── Input data ──

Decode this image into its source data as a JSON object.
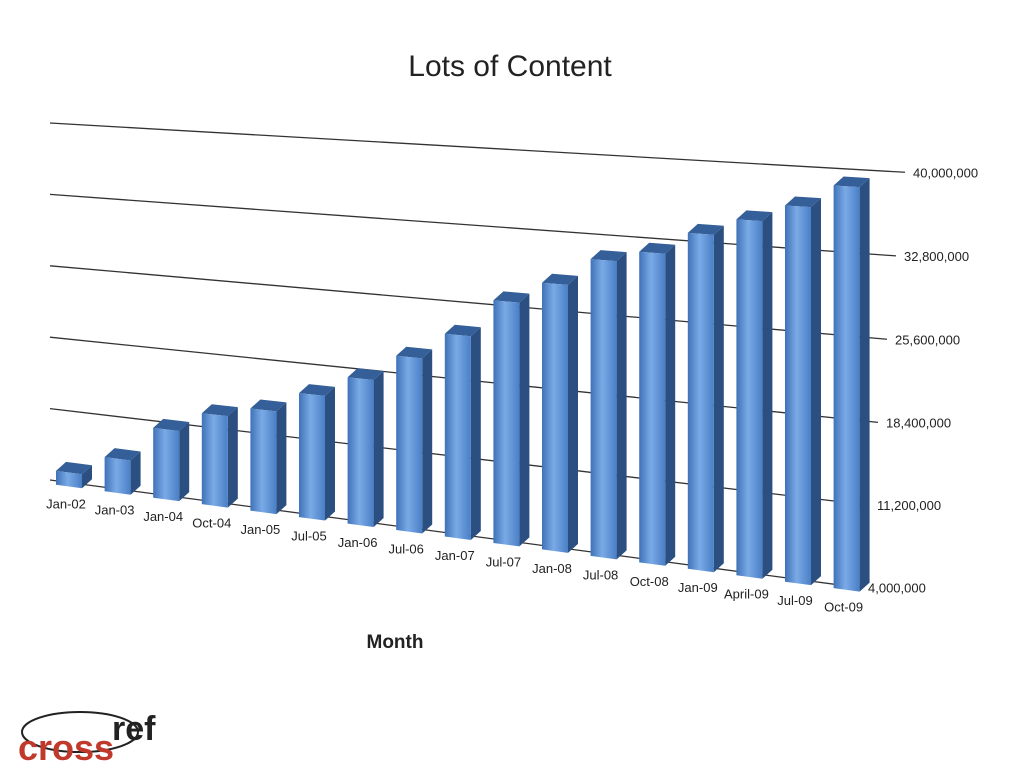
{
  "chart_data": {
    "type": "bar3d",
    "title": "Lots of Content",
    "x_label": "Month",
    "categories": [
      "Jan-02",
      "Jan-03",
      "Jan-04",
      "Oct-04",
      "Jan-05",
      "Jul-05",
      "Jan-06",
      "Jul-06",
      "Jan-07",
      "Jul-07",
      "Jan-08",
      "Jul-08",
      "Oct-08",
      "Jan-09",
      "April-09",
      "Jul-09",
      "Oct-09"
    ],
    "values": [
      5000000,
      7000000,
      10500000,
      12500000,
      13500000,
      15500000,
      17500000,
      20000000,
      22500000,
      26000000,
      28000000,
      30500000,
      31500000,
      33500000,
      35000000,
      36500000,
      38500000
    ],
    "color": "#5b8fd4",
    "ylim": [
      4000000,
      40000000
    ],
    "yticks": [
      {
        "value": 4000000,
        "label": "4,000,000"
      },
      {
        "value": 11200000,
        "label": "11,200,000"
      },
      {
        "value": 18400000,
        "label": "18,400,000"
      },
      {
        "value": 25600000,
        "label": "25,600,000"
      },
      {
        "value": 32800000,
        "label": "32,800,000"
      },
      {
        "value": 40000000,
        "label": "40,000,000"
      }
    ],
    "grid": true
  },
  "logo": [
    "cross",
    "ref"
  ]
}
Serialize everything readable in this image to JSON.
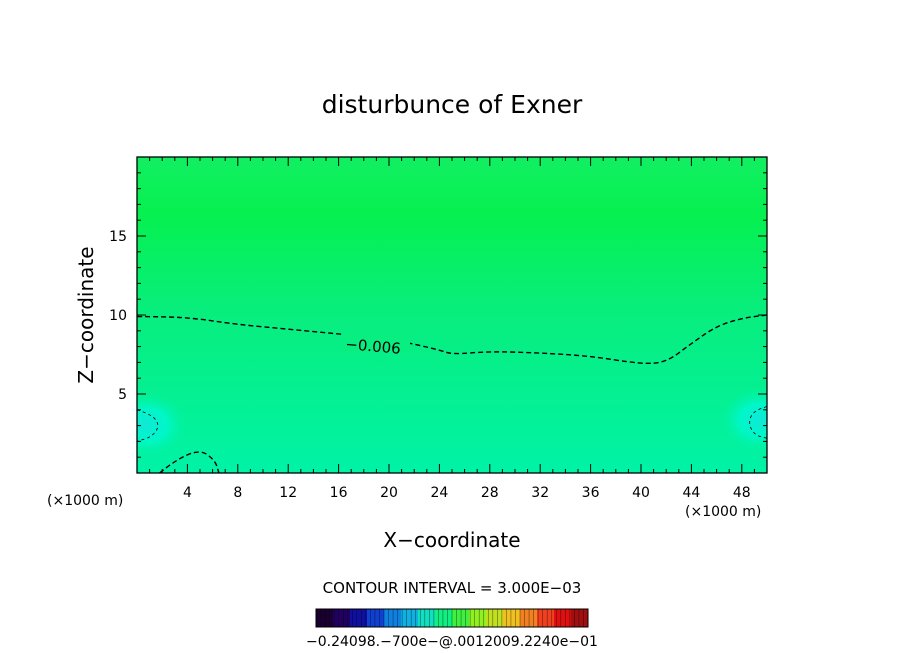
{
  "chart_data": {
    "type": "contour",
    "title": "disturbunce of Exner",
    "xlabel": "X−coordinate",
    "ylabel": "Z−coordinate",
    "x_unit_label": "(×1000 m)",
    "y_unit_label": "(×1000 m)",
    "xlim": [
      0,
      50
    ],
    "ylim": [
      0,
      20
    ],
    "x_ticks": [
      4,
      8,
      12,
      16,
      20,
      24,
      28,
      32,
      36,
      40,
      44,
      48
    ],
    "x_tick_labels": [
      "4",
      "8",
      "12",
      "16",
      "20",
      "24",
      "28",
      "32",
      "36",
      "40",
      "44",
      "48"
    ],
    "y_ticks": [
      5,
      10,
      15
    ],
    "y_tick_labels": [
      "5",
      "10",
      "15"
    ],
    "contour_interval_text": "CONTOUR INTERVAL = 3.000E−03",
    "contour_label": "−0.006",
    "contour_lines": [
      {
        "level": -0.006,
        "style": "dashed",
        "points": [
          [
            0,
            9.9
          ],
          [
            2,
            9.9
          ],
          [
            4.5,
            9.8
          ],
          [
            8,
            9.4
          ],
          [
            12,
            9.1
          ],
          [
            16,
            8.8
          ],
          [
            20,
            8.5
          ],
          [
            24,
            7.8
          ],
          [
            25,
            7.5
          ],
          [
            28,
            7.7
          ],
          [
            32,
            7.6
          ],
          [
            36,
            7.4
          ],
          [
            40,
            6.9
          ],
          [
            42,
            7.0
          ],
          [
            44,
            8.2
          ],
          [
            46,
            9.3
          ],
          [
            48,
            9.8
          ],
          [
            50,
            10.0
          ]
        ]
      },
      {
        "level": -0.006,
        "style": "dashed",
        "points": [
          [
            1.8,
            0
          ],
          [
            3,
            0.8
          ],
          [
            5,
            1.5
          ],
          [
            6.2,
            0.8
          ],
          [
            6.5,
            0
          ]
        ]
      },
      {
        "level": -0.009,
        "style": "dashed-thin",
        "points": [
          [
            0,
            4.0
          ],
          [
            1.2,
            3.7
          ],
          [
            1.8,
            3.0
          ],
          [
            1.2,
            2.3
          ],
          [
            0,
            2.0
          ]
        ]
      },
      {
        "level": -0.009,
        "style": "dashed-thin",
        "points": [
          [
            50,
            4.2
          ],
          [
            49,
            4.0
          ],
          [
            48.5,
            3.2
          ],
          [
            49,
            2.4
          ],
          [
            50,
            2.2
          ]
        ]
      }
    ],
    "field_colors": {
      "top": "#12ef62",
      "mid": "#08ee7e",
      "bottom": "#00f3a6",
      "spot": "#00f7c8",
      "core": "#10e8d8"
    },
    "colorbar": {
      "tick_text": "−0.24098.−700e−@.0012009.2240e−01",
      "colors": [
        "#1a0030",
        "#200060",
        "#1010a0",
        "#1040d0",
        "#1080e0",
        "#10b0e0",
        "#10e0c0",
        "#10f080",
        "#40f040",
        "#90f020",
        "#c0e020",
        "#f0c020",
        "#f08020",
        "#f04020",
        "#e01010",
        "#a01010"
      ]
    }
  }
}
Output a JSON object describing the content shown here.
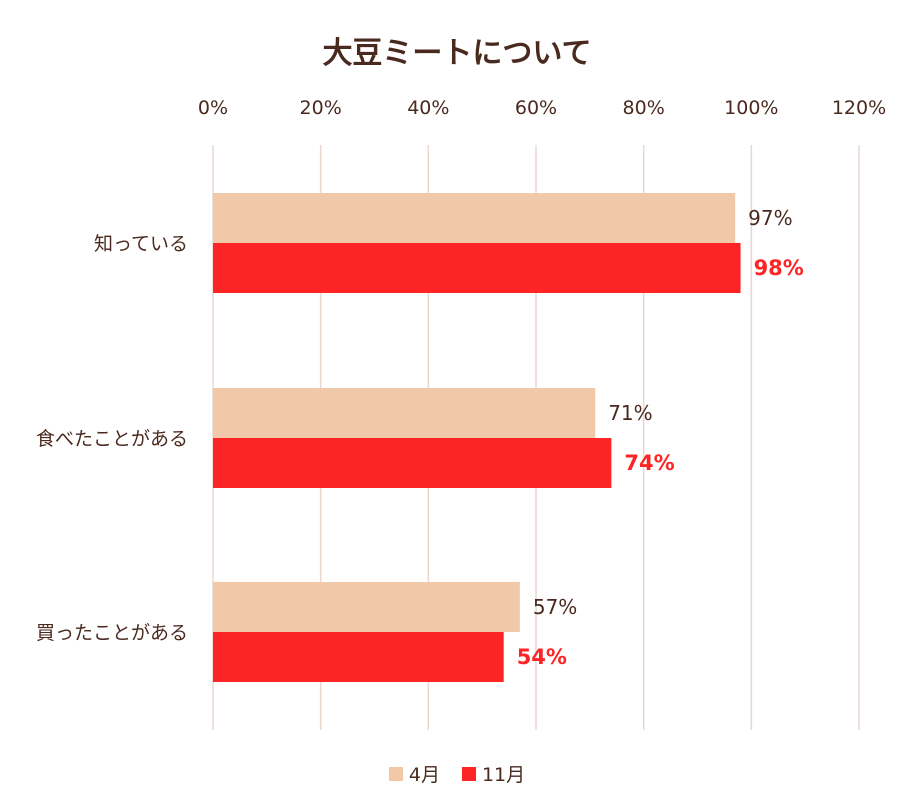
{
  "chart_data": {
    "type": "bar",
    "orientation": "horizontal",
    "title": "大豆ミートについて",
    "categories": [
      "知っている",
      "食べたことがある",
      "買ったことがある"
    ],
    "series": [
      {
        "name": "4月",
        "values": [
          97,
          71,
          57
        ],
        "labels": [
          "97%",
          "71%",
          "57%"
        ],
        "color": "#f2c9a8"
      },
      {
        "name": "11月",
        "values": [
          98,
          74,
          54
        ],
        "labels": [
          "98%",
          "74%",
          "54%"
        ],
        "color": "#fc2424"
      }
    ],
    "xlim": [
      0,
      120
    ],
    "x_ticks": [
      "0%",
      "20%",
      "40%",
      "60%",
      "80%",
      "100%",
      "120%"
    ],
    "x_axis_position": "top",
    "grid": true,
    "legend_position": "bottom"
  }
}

───

Pictures are not part of the copy; output everything else in the records exactly.

Decode this image into its source data as a JSON object.
{
  "chart_data": {
    "type": "bar3d",
    "title": "Lots of Content",
    "x_label": "Month",
    "categories": [
      "Jan-02",
      "Jan-03",
      "Jan-04",
      "Oct-04",
      "Jan-05",
      "Jul-05",
      "Jan-06",
      "Jul-06",
      "Jan-07",
      "Jul-07",
      "Jan-08",
      "Jul-08",
      "Oct-08",
      "Jan-09",
      "April-09",
      "Jul-09",
      "Oct-09"
    ],
    "values": [
      5000000,
      7000000,
      10500000,
      12500000,
      13500000,
      15500000,
      17500000,
      20000000,
      22500000,
      26000000,
      28000000,
      30500000,
      31500000,
      33500000,
      35000000,
      36500000,
      38500000
    ],
    "color": "#5b8fd4",
    "ylim": [
      4000000,
      40000000
    ],
    "yticks": [
      {
        "value": 4000000,
        "label": "4,000,000"
      },
      {
        "value": 11200000,
        "label": "11,200,000"
      },
      {
        "value": 18400000,
        "label": "18,400,000"
      },
      {
        "value": 25600000,
        "label": "25,600,000"
      },
      {
        "value": 32800000,
        "label": "32,800,000"
      },
      {
        "value": 40000000,
        "label": "40,000,000"
      }
    ],
    "grid": true
  },
  "logo": [
    "cross",
    "ref"
  ]
}
Serialize everything readable in this image to JSON.
{
  "chart_data": {
    "type": "contour",
    "title": "disturbunce of Exner",
    "xlabel": "X−coordinate",
    "ylabel": "Z−coordinate",
    "x_unit_label": "(×1000 m)",
    "y_unit_label": "(×1000 m)",
    "xlim": [
      0,
      50
    ],
    "ylim": [
      0,
      20
    ],
    "x_ticks": [
      4,
      8,
      12,
      16,
      20,
      24,
      28,
      32,
      36,
      40,
      44,
      48
    ],
    "x_tick_labels": [
      "4",
      "8",
      "12",
      "16",
      "20",
      "24",
      "28",
      "32",
      "36",
      "40",
      "44",
      "48"
    ],
    "y_ticks": [
      5,
      10,
      15
    ],
    "y_tick_labels": [
      "5",
      "10",
      "15"
    ],
    "contour_interval_text": "CONTOUR INTERVAL = 3.000E−03",
    "contour_label": "−0.006",
    "contour_lines": [
      {
        "level": -0.006,
        "style": "dashed",
        "points": [
          [
            0,
            9.9
          ],
          [
            2,
            9.9
          ],
          [
            4.5,
            9.8
          ],
          [
            8,
            9.4
          ],
          [
            12,
            9.1
          ],
          [
            16,
            8.8
          ],
          [
            20,
            8.5
          ],
          [
            24,
            7.8
          ],
          [
            25,
            7.5
          ],
          [
            28,
            7.7
          ],
          [
            32,
            7.6
          ],
          [
            36,
            7.4
          ],
          [
            40,
            6.9
          ],
          [
            42,
            7.0
          ],
          [
            44,
            8.2
          ],
          [
            46,
            9.3
          ],
          [
            48,
            9.8
          ],
          [
            50,
            10.0
          ]
        ]
      },
      {
        "level": -0.006,
        "style": "dashed",
        "points": [
          [
            1.8,
            0
          ],
          [
            3,
            0.8
          ],
          [
            5,
            1.5
          ],
          [
            6.2,
            0.8
          ],
          [
            6.5,
            0
          ]
        ]
      },
      {
        "level": -0.009,
        "style": "dashed-thin",
        "points": [
          [
            0,
            4.0
          ],
          [
            1.2,
            3.7
          ],
          [
            1.8,
            3.0
          ],
          [
            1.2,
            2.3
          ],
          [
            0,
            2.0
          ]
        ]
      },
      {
        "level": -0.009,
        "style": "dashed-thin",
        "points": [
          [
            50,
            4.2
          ],
          [
            49,
            4.0
          ],
          [
            48.5,
            3.2
          ],
          [
            49,
            2.4
          ],
          [
            50,
            2.2
          ]
        ]
      }
    ],
    "field_colors": {
      "top": "#12ef62",
      "mid": "#08ee7e",
      "bottom": "#00f3a6",
      "spot": "#00f7c8",
      "core": "#10e8d8"
    },
    "colorbar": {
      "tick_text": "−0.24098.−700e−@.0012009.2240e−01",
      "colors": [
        "#1a0030",
        "#200060",
        "#1010a0",
        "#1040d0",
        "#1080e0",
        "#10b0e0",
        "#10e0c0",
        "#10f080",
        "#40f040",
        "#90f020",
        "#c0e020",
        "#f0c020",
        "#f08020",
        "#f04020",
        "#e01010",
        "#a01010"
      ]
    }
  }
}
Output a JSON object describing the content shown here.
{
  "chart_data": {
    "type": "bar",
    "orientation": "horizontal",
    "title": "大豆ミートについて",
    "categories": [
      "知っている",
      "食べたことがある",
      "買ったことがある"
    ],
    "series": [
      {
        "name": "4月",
        "values": [
          97,
          71,
          57
        ],
        "labels": [
          "97%",
          "71%",
          "57%"
        ],
        "color": "#f2c9a8"
      },
      {
        "name": "11月",
        "values": [
          98,
          74,
          54
        ],
        "labels": [
          "98%",
          "74%",
          "54%"
        ],
        "color": "#fc2424"
      }
    ],
    "xlim": [
      0,
      120
    ],
    "x_ticks": [
      "0%",
      "20%",
      "40%",
      "60%",
      "80%",
      "100%",
      "120%"
    ],
    "x_axis_position": "top",
    "grid": true,
    "legend_position": "bottom"
  }
}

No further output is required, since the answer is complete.